Records about charts and figures
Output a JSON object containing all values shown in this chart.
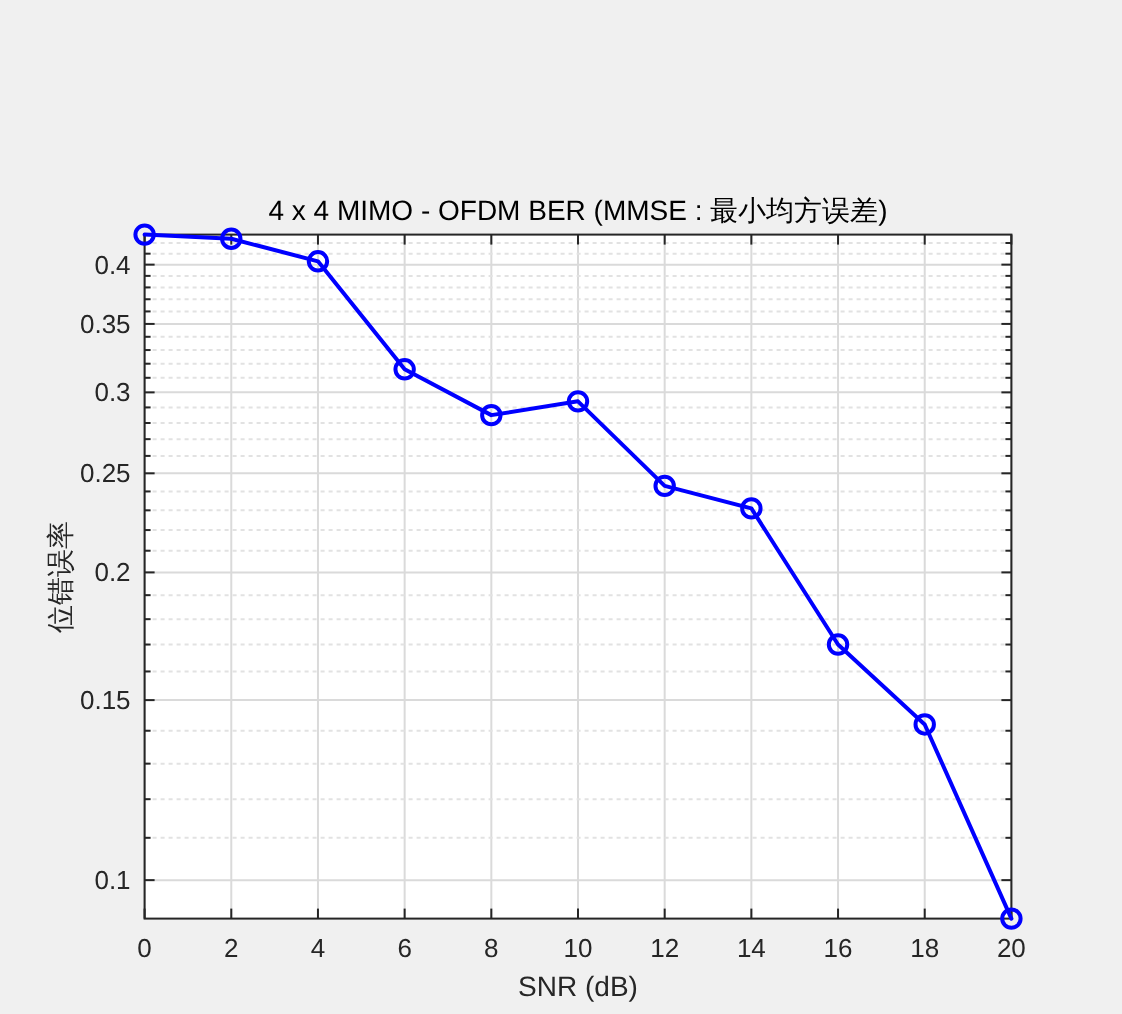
{
  "chart_data": {
    "type": "line",
    "title": "4 x 4 MIMO - OFDM BER (MMSE : 最小均方误差)",
    "xlabel": "SNR (dB)",
    "ylabel": "位错误率",
    "x": [
      0,
      2,
      4,
      6,
      8,
      10,
      12,
      14,
      16,
      18,
      20
    ],
    "series": [
      {
        "color": "#0000ff",
        "values": [
          0.428,
          0.424,
          0.403,
          0.316,
          0.285,
          0.294,
          0.243,
          0.231,
          0.17,
          0.142,
          0.0917
        ]
      }
    ],
    "xlim": [
      0,
      20
    ],
    "xticks": [
      0,
      2,
      4,
      6,
      8,
      10,
      12,
      14,
      16,
      18,
      20
    ],
    "ylim": [
      0.0917,
      0.428
    ],
    "yticks": [
      0.1,
      {
        "value": 0.11,
        "label": null
      },
      {
        "value": 0.12,
        "label": null
      },
      {
        "value": 0.13,
        "label": null
      },
      {
        "value": 0.14,
        "label": null
      },
      0.15,
      {
        "value": 0.16,
        "label": null
      },
      {
        "value": 0.17,
        "label": null
      },
      {
        "value": 0.18,
        "label": null
      },
      {
        "value": 0.19,
        "label": null
      },
      0.2,
      {
        "value": 0.21,
        "label": null
      },
      {
        "value": 0.22,
        "label": null
      },
      {
        "value": 0.23,
        "label": null
      },
      {
        "value": 0.24,
        "label": null
      },
      0.25,
      {
        "value": 0.26,
        "label": null
      },
      {
        "value": 0.27,
        "label": null
      },
      {
        "value": 0.28,
        "label": null
      },
      {
        "value": 0.29,
        "label": null
      },
      0.3,
      {
        "value": 0.31,
        "label": null
      },
      {
        "value": 0.32,
        "label": null
      },
      {
        "value": 0.33,
        "label": null
      },
      {
        "value": 0.34,
        "label": null
      },
      0.35,
      {
        "value": 0.36,
        "label": null
      },
      {
        "value": 0.37,
        "label": null
      },
      {
        "value": 0.38,
        "label": null
      },
      {
        "value": 0.39,
        "label": null
      },
      0.4,
      {
        "value": 0.41,
        "label": null
      },
      {
        "value": 0.42,
        "label": null
      }
    ],
    "log": true,
    "grid": true,
    "marker": "circle",
    "line_style": "solid"
  }
}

WHAT IS EXPECTED
Reproduce all the records verbatim, excluding images.

FINISHED EXERCISE
Output a JSON object containing all values shown in this chart.
{
  "chart_data": {
    "type": "line",
    "title": "4 x 4 MIMO - OFDM BER (MMSE : 最小均方误差)",
    "xlabel": "SNR (dB)",
    "ylabel": "位错误率",
    "x": [
      0,
      2,
      4,
      6,
      8,
      10,
      12,
      14,
      16,
      18,
      20
    ],
    "series": [
      {
        "color": "#0000ff",
        "values": [
          0.428,
          0.424,
          0.403,
          0.316,
          0.285,
          0.294,
          0.243,
          0.231,
          0.17,
          0.142,
          0.0917
        ]
      }
    ],
    "xlim": [
      0,
      20
    ],
    "xticks": [
      0,
      2,
      4,
      6,
      8,
      10,
      12,
      14,
      16,
      18,
      20
    ],
    "ylim": [
      0.0917,
      0.428
    ],
    "yticks": [
      0.1,
      {
        "value": 0.11,
        "label": null
      },
      {
        "value": 0.12,
        "label": null
      },
      {
        "value": 0.13,
        "label": null
      },
      {
        "value": 0.14,
        "label": null
      },
      0.15,
      {
        "value": 0.16,
        "label": null
      },
      {
        "value": 0.17,
        "label": null
      },
      {
        "value": 0.18,
        "label": null
      },
      {
        "value": 0.19,
        "label": null
      },
      0.2,
      {
        "value": 0.21,
        "label": null
      },
      {
        "value": 0.22,
        "label": null
      },
      {
        "value": 0.23,
        "label": null
      },
      {
        "value": 0.24,
        "label": null
      },
      0.25,
      {
        "value": 0.26,
        "label": null
      },
      {
        "value": 0.27,
        "label": null
      },
      {
        "value": 0.28,
        "label": null
      },
      {
        "value": 0.29,
        "label": null
      },
      0.3,
      {
        "value": 0.31,
        "label": null
      },
      {
        "value": 0.32,
        "label": null
      },
      {
        "value": 0.33,
        "label": null
      },
      {
        "value": 0.34,
        "label": null
      },
      0.35,
      {
        "value": 0.36,
        "label": null
      },
      {
        "value": 0.37,
        "label": null
      },
      {
        "value": 0.38,
        "label": null
      },
      {
        "value": 0.39,
        "label": null
      },
      0.4,
      {
        "value": 0.41,
        "label": null
      },
      {
        "value": 0.42,
        "label": null
      }
    ],
    "log": true,
    "grid": true,
    "marker": "circle",
    "line_style": "solid"
  }
}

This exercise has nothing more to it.